··· 提示された抜粋

ヒーリングサロンに行ってみる

ヒーリングサロンに行った。
住宅街のアパートの一室のそのサロンは、光が多くて明るくて、内装が白くて、綺麗な石とか数珠とか、見慣れない文字のお札のような紙とか、お香とか、そんなものが置いてある不思議な空間だった。
  
ヒーラーの人に「どういう経緯でここに来たのですか?」と聞かれて、上手く答えられなかった。
本当に、ここ数週間、ヒーリングサロンに行くまでの経緯はよく覚えていない。そういう人は、多いそうだけど。
   
私について覚えていることは、ある本を読んだら、健康法とか運動とか食事の本でもないのに、なぜか体調がよくなったことだ。
その本の中では宇宙人とかスピリチュアルとかについて書かれていた。
 
そういう世界について、今まで全く信じなかった。非科学的だから。エンターテイメントなんだろうと思っていた。
けれども、なぜかその本に書かれている見えない世界は本当に存在する気がしたし、身体の中をエネルギーがよく循環しているような感じは何か、今まで感じたことがないような種類のものだった。

······
··· データ一覧

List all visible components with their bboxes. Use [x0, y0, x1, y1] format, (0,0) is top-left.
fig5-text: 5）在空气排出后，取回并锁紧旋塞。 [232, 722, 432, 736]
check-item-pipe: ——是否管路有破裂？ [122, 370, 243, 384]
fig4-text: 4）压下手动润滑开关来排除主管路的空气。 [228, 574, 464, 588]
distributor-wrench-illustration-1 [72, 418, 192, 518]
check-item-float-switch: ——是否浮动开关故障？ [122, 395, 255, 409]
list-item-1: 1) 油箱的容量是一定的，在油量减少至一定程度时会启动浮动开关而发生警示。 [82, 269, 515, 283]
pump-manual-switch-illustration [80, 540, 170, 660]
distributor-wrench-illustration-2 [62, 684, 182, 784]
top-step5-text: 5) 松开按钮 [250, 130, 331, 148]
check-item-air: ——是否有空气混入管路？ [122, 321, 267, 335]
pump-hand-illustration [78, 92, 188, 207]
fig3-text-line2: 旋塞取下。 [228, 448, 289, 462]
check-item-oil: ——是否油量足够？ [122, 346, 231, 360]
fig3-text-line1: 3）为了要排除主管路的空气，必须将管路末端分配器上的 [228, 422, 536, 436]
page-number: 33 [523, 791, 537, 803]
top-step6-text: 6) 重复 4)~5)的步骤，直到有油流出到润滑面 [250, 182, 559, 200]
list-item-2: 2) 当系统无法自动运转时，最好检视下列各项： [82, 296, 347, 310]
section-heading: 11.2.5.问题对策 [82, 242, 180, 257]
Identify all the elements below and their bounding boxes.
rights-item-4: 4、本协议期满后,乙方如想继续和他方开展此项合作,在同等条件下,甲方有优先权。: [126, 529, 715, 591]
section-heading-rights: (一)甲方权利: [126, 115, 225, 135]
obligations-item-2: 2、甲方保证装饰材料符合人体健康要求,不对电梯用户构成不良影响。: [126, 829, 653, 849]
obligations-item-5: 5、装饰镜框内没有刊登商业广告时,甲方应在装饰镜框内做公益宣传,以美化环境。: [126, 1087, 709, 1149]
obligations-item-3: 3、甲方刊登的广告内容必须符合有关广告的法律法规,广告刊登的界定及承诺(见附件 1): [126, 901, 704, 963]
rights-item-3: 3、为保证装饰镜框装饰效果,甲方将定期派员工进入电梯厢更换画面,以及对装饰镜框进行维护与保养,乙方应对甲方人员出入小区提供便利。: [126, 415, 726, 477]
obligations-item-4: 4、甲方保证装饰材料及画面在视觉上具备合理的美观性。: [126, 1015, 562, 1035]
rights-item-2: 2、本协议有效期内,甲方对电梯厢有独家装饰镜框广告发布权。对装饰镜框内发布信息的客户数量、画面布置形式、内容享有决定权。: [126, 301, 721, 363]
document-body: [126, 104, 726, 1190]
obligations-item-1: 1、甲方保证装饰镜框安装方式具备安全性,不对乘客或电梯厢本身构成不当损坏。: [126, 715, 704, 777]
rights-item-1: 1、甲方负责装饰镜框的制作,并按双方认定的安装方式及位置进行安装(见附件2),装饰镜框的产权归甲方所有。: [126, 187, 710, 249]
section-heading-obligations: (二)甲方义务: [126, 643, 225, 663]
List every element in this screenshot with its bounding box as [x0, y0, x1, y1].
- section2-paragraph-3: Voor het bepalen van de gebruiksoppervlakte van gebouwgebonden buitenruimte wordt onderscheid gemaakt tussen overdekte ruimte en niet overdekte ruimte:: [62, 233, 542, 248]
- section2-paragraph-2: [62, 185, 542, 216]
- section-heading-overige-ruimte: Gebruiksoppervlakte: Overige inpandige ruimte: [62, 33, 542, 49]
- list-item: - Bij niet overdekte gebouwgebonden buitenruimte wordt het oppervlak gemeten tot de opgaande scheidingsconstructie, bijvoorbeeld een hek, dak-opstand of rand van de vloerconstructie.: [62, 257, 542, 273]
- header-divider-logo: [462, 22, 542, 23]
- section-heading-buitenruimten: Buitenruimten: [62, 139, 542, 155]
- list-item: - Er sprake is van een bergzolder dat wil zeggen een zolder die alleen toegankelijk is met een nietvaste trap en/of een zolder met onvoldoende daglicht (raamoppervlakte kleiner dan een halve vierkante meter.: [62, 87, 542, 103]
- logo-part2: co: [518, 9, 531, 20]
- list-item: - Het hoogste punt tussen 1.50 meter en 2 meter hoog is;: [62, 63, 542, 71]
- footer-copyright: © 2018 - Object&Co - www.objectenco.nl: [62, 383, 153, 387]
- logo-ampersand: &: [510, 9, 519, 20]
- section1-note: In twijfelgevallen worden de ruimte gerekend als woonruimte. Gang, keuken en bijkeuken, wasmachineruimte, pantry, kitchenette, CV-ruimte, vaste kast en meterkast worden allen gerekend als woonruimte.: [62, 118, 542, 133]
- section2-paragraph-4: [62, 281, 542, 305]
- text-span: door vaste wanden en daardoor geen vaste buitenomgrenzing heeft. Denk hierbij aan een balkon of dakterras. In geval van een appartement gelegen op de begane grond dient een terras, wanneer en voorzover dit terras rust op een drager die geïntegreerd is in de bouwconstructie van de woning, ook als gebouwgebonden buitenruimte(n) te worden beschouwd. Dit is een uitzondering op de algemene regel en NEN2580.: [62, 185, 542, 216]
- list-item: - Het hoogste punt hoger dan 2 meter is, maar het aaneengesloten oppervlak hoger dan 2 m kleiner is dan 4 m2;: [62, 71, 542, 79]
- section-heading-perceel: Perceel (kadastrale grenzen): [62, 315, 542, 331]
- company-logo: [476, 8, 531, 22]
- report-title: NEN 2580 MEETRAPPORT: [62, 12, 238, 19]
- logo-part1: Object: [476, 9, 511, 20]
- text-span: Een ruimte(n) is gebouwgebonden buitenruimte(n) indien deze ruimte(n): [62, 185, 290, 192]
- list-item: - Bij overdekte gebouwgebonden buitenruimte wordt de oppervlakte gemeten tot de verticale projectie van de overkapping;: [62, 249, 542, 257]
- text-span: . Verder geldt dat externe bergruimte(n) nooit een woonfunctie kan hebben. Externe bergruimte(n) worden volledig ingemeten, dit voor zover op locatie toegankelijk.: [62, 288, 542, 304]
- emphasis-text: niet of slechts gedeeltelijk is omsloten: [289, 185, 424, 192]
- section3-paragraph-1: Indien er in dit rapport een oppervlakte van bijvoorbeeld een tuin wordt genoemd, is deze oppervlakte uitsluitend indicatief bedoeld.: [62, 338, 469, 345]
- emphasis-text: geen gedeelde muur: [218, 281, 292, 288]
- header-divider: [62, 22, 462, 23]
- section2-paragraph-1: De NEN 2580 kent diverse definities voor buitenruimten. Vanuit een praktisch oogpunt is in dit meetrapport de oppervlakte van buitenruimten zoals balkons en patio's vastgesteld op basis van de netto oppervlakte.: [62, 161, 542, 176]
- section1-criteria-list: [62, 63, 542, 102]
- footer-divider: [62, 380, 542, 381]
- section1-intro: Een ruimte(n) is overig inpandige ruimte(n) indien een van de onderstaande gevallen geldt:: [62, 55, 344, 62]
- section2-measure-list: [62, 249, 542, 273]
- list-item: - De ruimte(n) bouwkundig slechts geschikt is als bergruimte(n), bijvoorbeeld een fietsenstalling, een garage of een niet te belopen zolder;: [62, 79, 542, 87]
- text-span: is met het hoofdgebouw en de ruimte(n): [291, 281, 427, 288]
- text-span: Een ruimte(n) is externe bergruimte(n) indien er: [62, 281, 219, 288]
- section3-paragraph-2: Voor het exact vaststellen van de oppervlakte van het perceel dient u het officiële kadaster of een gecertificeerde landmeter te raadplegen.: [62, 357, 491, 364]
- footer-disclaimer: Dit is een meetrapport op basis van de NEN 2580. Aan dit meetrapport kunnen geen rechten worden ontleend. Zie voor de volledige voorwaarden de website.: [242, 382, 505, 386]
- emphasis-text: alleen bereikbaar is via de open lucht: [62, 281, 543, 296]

······

# [取り組む課題]
**a)** ヒーリングサロンについての文章を読み、次の問いに答えること。
(i) サロンの内装は何色だったか。
(ii) ヒーラーの人からどのように聞かれたか。
(iii) 読んだ本には何について書かれていたか。
**b)** ヒーリングサロンに行った体験をつづった文章を、最後の文の後から書き継ぐこと。

# [課題の解答]
**a)**
(i) 内装は白かった。
(ii) 「どういう経緯でここに来たのですか?」と聞かれた。
(iii) 宇宙人やスピリチュアルについて書かれていた。

**b)**
その後、この体内を気持ちよくエネルギーが循環する感じはどうやったら持続できるのか、本を読んでみたり、マッサージに行ったり、天然石を見に行ったりしたけどどこに向かったら良いのか全く分からなかった。
毎日仕事をしているうちに、あのエネルギーが循環する感じは無くなって、イライラしたり、疲れたり、そういうありがちでストレスフルな毎日だった。
そのうち、なんとなくGoogleで検索してピンと来たのが、そのヒーリングサロンだった。
    
1時間ちょっとのヒーリング。
目を閉じたまま立った私の周囲で、ヒーラーの人は、よく分からないけどなにか儀式のような操作を行っているみたいだった。
理屈では、きっと理解できない何か。
ヒーラーの人も、私にもわかる表現で説明してくれようとしているのは感じたけど、何かそこにある世界を表すにはまったく足りないような感じだった。
    
私は緊張しているのもあって、ヒーリング中に感極まったり、何かが降臨したりとかは全くなかった。でも突然、10歳の時に死んだおじいちゃんの遺影が左目の前にばーーんと浮かんだのは覚えている。
いつも、おじいちゃんを遺影で思い出すことはないのだけど、「あれ?今、おじいちゃん遺影だったな」なんて事を考えて、ついでに去年亡くなったもう一方のおじいちゃんのことを思い出したりしているうちに、少しずつ身体が軽くなって行く気がした。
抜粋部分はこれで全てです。